Record extracts →

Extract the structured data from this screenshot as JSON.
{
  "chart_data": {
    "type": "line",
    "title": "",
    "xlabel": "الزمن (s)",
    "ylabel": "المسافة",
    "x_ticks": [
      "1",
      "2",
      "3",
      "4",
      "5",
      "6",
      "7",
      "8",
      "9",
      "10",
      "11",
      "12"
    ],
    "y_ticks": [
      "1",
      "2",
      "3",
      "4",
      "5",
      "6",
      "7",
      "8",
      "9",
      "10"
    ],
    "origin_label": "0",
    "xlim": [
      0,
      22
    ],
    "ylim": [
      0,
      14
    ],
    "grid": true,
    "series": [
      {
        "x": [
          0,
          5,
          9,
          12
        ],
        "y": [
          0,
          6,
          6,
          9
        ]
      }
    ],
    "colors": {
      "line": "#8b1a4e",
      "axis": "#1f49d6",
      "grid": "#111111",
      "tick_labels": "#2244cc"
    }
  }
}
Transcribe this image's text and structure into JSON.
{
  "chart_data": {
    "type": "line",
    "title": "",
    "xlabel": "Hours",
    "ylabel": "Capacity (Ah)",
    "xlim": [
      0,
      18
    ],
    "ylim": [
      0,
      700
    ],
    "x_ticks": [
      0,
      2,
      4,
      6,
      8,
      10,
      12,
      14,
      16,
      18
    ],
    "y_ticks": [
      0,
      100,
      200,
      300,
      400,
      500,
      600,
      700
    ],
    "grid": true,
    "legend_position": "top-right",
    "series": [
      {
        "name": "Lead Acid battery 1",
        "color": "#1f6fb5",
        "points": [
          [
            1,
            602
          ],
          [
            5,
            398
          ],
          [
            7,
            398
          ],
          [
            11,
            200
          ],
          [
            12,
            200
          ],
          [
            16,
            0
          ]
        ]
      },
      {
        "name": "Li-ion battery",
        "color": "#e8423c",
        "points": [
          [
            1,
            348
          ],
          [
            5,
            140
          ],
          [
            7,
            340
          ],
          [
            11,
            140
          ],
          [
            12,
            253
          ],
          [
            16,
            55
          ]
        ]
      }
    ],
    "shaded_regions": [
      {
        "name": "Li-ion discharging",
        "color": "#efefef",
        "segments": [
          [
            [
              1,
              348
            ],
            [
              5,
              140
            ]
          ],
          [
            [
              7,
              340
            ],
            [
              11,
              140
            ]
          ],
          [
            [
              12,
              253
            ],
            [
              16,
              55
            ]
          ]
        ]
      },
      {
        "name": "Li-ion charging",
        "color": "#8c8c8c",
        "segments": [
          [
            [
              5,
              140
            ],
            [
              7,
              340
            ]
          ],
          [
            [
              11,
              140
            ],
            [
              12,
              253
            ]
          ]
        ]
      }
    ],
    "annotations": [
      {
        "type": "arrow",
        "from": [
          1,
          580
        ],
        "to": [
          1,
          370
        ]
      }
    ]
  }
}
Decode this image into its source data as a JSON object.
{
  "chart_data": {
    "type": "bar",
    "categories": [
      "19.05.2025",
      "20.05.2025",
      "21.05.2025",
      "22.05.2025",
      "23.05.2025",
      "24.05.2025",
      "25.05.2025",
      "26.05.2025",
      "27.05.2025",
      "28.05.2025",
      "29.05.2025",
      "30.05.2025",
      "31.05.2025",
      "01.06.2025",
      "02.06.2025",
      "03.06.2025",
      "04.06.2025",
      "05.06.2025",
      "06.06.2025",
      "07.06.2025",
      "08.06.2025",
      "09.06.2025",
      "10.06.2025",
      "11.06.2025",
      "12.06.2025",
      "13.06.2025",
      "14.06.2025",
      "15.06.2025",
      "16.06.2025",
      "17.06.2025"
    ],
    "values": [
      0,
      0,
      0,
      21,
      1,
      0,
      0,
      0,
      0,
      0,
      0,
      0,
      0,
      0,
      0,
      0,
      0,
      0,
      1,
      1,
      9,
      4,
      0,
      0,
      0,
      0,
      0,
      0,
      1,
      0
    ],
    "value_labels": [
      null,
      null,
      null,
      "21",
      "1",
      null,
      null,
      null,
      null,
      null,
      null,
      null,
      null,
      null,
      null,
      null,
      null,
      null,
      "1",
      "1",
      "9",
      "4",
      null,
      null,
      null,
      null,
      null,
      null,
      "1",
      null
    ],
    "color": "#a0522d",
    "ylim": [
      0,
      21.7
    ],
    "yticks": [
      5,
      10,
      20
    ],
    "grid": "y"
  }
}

Problem to solve →
Give all of the entries again, word for word.

Exercise response →
Extract the structured data from this screenshot as JSON.
{
  "chart_data": {
    "type": "line",
    "title": "",
    "xlabel": "الزمن (s)",
    "ylabel": "المسافة",
    "x_ticks": [
      "1",
      "2",
      "3",
      "4",
      "5",
      "6",
      "7",
      "8",
      "9",
      "10",
      "11",
      "12"
    ],
    "y_ticks": [
      "1",
      "2",
      "3",
      "4",
      "5",
      "6",
      "7",
      "8",
      "9",
      "10"
    ],
    "origin_label": "0",
    "xlim": [
      0,
      22
    ],
    "ylim": [
      0,
      14
    ],
    "grid": true,
    "series": [
      {
        "x": [
          0,
          5,
          9,
          12
        ],
        "y": [
          0,
          6,
          6,
          9
        ]
      }
    ],
    "colors": {
      "line": "#8b1a4e",
      "axis": "#1f49d6",
      "grid": "#111111",
      "tick_labels": "#2244cc"
    }
  }
}
Transcribe this image's text and structure into JSON.
{
  "chart_data": {
    "type": "line",
    "title": "",
    "xlabel": "Hours",
    "ylabel": "Capacity (Ah)",
    "xlim": [
      0,
      18
    ],
    "ylim": [
      0,
      700
    ],
    "x_ticks": [
      0,
      2,
      4,
      6,
      8,
      10,
      12,
      14,
      16,
      18
    ],
    "y_ticks": [
      0,
      100,
      200,
      300,
      400,
      500,
      600,
      700
    ],
    "grid": true,
    "legend_position": "top-right",
    "series": [
      {
        "name": "Lead Acid battery 1",
        "color": "#1f6fb5",
        "points": [
          [
            1,
            602
          ],
          [
            5,
            398
          ],
          [
            7,
            398
          ],
          [
            11,
            200
          ],
          [
            12,
            200
          ],
          [
            16,
            0
          ]
        ]
      },
      {
        "name": "Li-ion battery",
        "color": "#e8423c",
        "points": [
          [
            1,
            348
          ],
          [
            5,
            140
          ],
          [
            7,
            340
          ],
          [
            11,
            140
          ],
          [
            12,
            253
          ],
          [
            16,
            55
          ]
        ]
      }
    ],
    "shaded_regions": [
      {
        "name": "Li-ion discharging",
        "color": "#efefef",
        "segments": [
          [
            [
              1,
              348
            ],
            [
              5,
              140
            ]
          ],
          [
            [
              7,
              340
            ],
            [
              11,
              140
            ]
          ],
          [
            [
              12,
              253
            ],
            [
              16,
              55
            ]
          ]
        ]
      },
      {
        "name": "Li-ion charging",
        "color": "#8c8c8c",
        "segments": [
          [
            [
              5,
              140
            ],
            [
              7,
              340
            ]
          ],
          [
            [
              11,
              140
            ],
            [
              12,
              253
            ]
          ]
        ]
      }
    ],
    "annotations": [
      {
        "type": "arrow",
        "from": [
          1,
          580
        ],
        "to": [
          1,
          370
        ]
      }
    ]
  }
}
Decode this image into its source data as a JSON object.
{
  "chart_data": {
    "type": "bar",
    "categories": [
      "19.05.2025",
      "20.05.2025",
      "21.05.2025",
      "22.05.2025",
      "23.05.2025",
      "24.05.2025",
      "25.05.2025",
      "26.05.2025",
      "27.05.2025",
      "28.05.2025",
      "29.05.2025",
      "30.05.2025",
      "31.05.2025",
      "01.06.2025",
      "02.06.2025",
      "03.06.2025",
      "04.06.2025",
      "05.06.2025",
      "06.06.2025",
      "07.06.2025",
      "08.06.2025",
      "09.06.2025",
      "10.06.2025",
      "11.06.2025",
      "12.06.2025",
      "13.06.2025",
      "14.06.2025",
      "15.06.2025",
      "16.06.2025",
      "17.06.2025"
    ],
    "values": [
      0,
      0,
      0,
      21,
      1,
      0,
      0,
      0,
      0,
      0,
      0,
      0,
      0,
      0,
      0,
      0,
      0,
      0,
      1,
      1,
      9,
      4,
      0,
      0,
      0,
      0,
      0,
      0,
      1,
      0
    ],
    "value_labels": [
      null,
      null,
      null,
      "21",
      "1",
      null,
      null,
      null,
      null,
      null,
      null,
      null,
      null,
      null,
      null,
      null,
      null,
      null,
      "1",
      "1",
      "9",
      "4",
      null,
      null,
      null,
      null,
      null,
      null,
      "1",
      null
    ],
    "color": "#a0522d",
    "ylim": [
      0,
      21.7
    ],
    "yticks": [
      5,
      10,
      20
    ],
    "grid": "y"
  }
}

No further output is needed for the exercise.